- **DATASET EXCERPTS**
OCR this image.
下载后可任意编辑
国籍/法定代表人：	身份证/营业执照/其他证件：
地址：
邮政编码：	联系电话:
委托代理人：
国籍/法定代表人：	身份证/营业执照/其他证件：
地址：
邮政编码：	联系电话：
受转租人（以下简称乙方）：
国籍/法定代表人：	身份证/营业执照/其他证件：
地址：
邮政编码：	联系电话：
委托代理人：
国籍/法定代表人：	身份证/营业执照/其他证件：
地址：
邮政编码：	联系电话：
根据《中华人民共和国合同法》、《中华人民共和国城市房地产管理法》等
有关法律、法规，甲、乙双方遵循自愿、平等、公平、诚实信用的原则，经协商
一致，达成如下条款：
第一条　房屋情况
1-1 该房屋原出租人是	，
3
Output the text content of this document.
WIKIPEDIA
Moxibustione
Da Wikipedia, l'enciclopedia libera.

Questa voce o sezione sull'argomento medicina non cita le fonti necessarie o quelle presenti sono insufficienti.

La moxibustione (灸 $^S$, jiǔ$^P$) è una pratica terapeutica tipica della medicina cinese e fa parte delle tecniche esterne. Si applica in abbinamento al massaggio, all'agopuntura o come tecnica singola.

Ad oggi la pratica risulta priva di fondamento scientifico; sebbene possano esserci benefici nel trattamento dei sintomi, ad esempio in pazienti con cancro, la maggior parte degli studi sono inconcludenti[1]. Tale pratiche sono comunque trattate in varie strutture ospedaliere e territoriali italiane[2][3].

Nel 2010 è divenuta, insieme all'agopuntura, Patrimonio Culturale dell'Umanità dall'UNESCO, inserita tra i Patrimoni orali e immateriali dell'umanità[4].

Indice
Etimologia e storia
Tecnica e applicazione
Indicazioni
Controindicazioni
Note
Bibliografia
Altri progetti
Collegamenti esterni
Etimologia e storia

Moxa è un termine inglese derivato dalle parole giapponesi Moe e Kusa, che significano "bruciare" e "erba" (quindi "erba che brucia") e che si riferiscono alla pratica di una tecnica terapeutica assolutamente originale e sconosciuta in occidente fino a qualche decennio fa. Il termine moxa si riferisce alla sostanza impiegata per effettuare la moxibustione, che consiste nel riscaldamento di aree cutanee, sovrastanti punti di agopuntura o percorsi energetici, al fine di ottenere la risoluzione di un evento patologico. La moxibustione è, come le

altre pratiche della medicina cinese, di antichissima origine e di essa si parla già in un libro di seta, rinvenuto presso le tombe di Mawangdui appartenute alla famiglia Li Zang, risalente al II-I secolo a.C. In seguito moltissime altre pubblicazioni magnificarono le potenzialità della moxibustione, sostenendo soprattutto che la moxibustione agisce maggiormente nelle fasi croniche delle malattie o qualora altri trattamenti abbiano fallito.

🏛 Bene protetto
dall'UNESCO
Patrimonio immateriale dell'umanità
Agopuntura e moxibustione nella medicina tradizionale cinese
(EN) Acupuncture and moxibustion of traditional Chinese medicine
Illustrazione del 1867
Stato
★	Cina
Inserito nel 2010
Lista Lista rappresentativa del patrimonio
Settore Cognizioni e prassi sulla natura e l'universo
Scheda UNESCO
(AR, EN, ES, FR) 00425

- **WHAT YOU NEED TO DO**
Copy out every line from the material above in which the word "cinese" appears.

- **WRITTEN RESPONSE**
La moxibustione (灸 $^S$, jiǔ$^P$) è una pratica terapeutica tipica della medicina cinese e fa parte delle tecniche esterne. Si applica in abbinamento al massaggio, all'agopuntura o come tecnica singola.
altre pratiche della medicina cinese, di antichissima origine e di essa si parla già in un libro di seta, rinvenuto presso le tombe di Mawangdui appartenute alla famiglia Li Zang, risalente al II-I secolo a.C. In seguito moltissime altre pubblicazioni magnificarono le potenzialità della moxibustione, sostenendo soprattutto che la moxibustione agisce maggiormente nelle fasi croniche delle malattie o qualora altri trattamenti abbiano fallito.
Agopuntura e moxibustione nella medicina tradizionale cinese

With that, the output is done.